(Stated goal): Find how many lines hold the word "platepar" and give that number only.

(Stored dataset items):
[START]

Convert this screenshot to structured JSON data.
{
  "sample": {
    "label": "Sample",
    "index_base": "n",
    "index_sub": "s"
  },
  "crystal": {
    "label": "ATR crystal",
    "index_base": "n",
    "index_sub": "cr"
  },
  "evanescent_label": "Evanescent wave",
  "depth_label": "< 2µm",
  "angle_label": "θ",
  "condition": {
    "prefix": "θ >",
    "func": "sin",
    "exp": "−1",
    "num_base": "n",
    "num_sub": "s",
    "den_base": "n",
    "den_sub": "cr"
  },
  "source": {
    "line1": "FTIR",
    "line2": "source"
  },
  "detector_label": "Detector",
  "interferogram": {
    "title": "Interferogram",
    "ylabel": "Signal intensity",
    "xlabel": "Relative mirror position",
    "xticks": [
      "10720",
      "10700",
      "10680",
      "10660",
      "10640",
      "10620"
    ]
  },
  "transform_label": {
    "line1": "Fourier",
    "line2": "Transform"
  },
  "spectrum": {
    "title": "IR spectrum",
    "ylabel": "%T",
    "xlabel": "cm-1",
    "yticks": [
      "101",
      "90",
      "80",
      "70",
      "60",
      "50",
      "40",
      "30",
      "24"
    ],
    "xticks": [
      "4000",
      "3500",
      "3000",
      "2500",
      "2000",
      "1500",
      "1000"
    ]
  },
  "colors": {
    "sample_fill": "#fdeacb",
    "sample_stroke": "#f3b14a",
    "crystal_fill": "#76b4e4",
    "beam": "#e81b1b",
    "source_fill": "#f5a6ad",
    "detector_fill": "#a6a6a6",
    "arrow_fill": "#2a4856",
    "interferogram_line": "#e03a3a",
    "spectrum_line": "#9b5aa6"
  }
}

[END]
[START]

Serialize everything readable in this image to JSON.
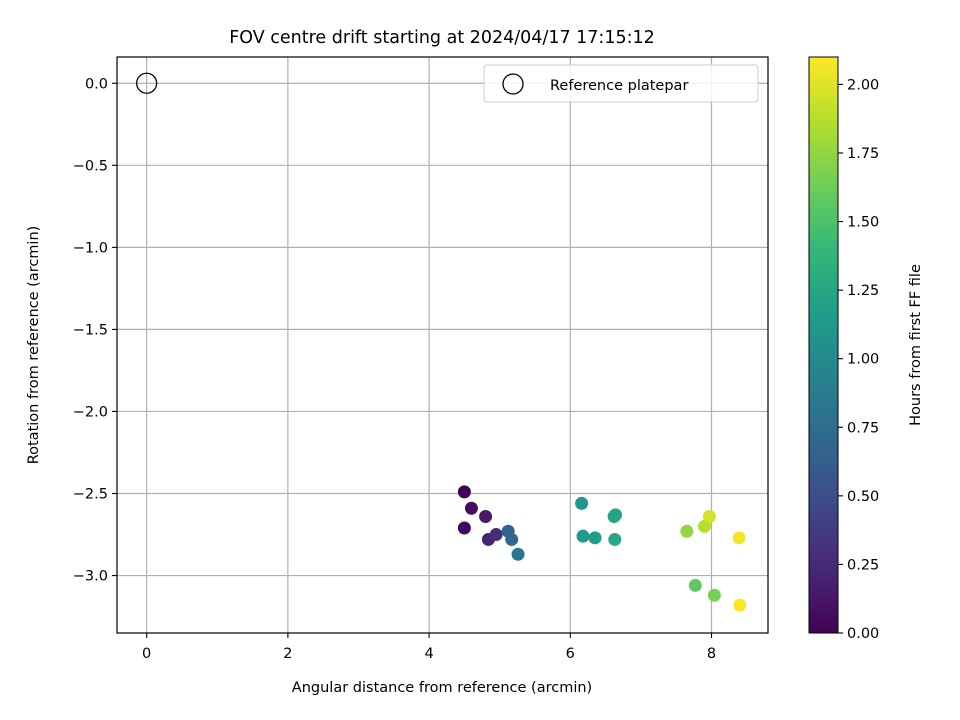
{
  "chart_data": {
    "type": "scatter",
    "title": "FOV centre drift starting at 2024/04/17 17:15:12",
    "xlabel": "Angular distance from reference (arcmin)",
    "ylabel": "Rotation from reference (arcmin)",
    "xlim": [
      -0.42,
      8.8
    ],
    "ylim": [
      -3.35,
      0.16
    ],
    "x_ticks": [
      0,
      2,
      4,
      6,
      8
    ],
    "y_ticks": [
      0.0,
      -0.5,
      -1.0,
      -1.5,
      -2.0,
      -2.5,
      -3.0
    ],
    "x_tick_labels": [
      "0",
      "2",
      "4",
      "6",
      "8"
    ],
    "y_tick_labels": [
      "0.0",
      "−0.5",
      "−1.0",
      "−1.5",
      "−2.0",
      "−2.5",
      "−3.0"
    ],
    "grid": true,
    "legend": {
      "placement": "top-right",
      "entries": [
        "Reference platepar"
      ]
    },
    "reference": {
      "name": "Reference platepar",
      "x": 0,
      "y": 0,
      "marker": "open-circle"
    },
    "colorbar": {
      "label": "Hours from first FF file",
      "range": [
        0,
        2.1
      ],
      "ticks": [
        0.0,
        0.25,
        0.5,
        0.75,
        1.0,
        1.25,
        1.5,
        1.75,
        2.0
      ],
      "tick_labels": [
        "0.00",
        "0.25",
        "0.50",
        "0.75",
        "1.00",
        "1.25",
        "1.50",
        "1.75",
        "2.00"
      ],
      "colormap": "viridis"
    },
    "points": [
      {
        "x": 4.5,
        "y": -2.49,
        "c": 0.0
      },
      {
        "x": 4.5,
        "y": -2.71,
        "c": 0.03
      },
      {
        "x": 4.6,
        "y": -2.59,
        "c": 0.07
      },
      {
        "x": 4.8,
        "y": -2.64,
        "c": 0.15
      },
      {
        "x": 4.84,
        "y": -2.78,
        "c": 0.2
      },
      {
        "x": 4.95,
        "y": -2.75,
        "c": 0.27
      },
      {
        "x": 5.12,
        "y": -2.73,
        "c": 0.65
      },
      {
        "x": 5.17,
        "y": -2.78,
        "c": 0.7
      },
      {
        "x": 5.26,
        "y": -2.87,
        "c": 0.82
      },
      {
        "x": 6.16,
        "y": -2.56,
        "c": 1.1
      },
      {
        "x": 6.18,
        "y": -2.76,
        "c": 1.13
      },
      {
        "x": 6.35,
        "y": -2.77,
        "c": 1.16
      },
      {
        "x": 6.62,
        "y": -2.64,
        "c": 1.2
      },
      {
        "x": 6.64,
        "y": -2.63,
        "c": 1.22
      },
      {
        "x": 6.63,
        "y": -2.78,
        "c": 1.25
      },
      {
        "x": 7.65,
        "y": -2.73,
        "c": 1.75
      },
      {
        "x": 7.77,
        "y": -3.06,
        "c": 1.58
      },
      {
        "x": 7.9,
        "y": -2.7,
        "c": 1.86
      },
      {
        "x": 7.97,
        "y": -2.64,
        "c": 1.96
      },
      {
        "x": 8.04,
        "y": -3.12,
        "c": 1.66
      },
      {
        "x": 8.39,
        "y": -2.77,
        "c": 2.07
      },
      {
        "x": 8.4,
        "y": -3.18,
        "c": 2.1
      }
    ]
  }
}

[END]

(Exercise response): 2